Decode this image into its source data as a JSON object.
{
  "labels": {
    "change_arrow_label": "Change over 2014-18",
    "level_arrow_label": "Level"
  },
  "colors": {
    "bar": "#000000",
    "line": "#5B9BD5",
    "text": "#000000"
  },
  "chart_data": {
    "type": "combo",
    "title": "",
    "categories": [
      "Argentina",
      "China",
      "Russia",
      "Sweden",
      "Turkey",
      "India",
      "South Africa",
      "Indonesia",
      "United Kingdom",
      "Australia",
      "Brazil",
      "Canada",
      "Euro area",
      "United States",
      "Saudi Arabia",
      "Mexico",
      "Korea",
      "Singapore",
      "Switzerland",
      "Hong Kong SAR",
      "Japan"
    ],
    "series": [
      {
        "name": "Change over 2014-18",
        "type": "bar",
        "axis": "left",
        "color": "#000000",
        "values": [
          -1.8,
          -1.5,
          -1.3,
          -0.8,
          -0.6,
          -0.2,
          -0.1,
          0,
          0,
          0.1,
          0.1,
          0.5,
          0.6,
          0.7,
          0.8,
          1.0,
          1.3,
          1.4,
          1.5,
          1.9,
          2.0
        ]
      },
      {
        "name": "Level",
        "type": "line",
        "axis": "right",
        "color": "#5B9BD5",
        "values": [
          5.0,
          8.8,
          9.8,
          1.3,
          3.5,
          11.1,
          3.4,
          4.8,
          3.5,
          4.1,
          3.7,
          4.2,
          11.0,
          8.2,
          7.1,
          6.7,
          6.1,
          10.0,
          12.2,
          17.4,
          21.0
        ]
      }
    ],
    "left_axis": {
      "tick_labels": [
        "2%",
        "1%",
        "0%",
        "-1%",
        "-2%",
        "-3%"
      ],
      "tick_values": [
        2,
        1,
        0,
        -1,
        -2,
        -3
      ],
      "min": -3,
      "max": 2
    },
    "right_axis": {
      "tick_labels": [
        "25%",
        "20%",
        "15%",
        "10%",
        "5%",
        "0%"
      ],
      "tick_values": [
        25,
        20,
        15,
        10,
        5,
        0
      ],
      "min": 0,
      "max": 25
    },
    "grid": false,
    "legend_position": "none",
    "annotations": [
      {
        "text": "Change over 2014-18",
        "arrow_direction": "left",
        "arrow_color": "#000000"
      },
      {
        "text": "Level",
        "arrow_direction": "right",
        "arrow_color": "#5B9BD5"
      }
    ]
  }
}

**DIRECTION:** Copy out the full material exactly as it appears.

**OUTPUT FOR THIS EXERCISE:**
Decode this image into its source data as a JSON object.
{
  "labels": {
    "change_arrow_label": "Change over 2014-18",
    "level_arrow_label": "Level"
  },
  "colors": {
    "bar": "#000000",
    "line": "#5B9BD5",
    "text": "#000000"
  },
  "chart_data": {
    "type": "combo",
    "title": "",
    "categories": [
      "Argentina",
      "China",
      "Russia",
      "Sweden",
      "Turkey",
      "India",
      "South Africa",
      "Indonesia",
      "United Kingdom",
      "Australia",
      "Brazil",
      "Canada",
      "Euro area",
      "United States",
      "Saudi Arabia",
      "Mexico",
      "Korea",
      "Singapore",
      "Switzerland",
      "Hong Kong SAR",
      "Japan"
    ],
    "series": [
      {
        "name": "Change over 2014-18",
        "type": "bar",
        "axis": "left",
        "color": "#000000",
        "values": [
          -1.8,
          -1.5,
          -1.3,
          -0.8,
          -0.6,
          -0.2,
          -0.1,
          0,
          0,
          0.1,
          0.1,
          0.5,
          0.6,
          0.7,
          0.8,
          1.0,
          1.3,
          1.4,
          1.5,
          1.9,
          2.0
        ]
      },
      {
        "name": "Level",
        "type": "line",
        "axis": "right",
        "color": "#5B9BD5",
        "values": [
          5.0,
          8.8,
          9.8,
          1.3,
          3.5,
          11.1,
          3.4,
          4.8,
          3.5,
          4.1,
          3.7,
          4.2,
          11.0,
          8.2,
          7.1,
          6.7,
          6.1,
          10.0,
          12.2,
          17.4,
          21.0
        ]
      }
    ],
    "left_axis": {
      "tick_labels": [
        "2%",
        "1%",
        "0%",
        "-1%",
        "-2%",
        "-3%"
      ],
      "tick_values": [
        2,
        1,
        0,
        -1,
        -2,
        -3
      ],
      "min": -3,
      "max": 2
    },
    "right_axis": {
      "tick_labels": [
        "25%",
        "20%",
        "15%",
        "10%",
        "5%",
        "0%"
      ],
      "tick_values": [
        25,
        20,
        15,
        10,
        5,
        0
      ],
      "min": 0,
      "max": 25
    },
    "grid": false,
    "legend_position": "none",
    "annotations": [
      {
        "text": "Change over 2014-18",
        "arrow_direction": "left",
        "arrow_color": "#000000"
      },
      {
        "text": "Level",
        "arrow_direction": "right",
        "arrow_color": "#5B9BD5"
      }
    ]
  }
}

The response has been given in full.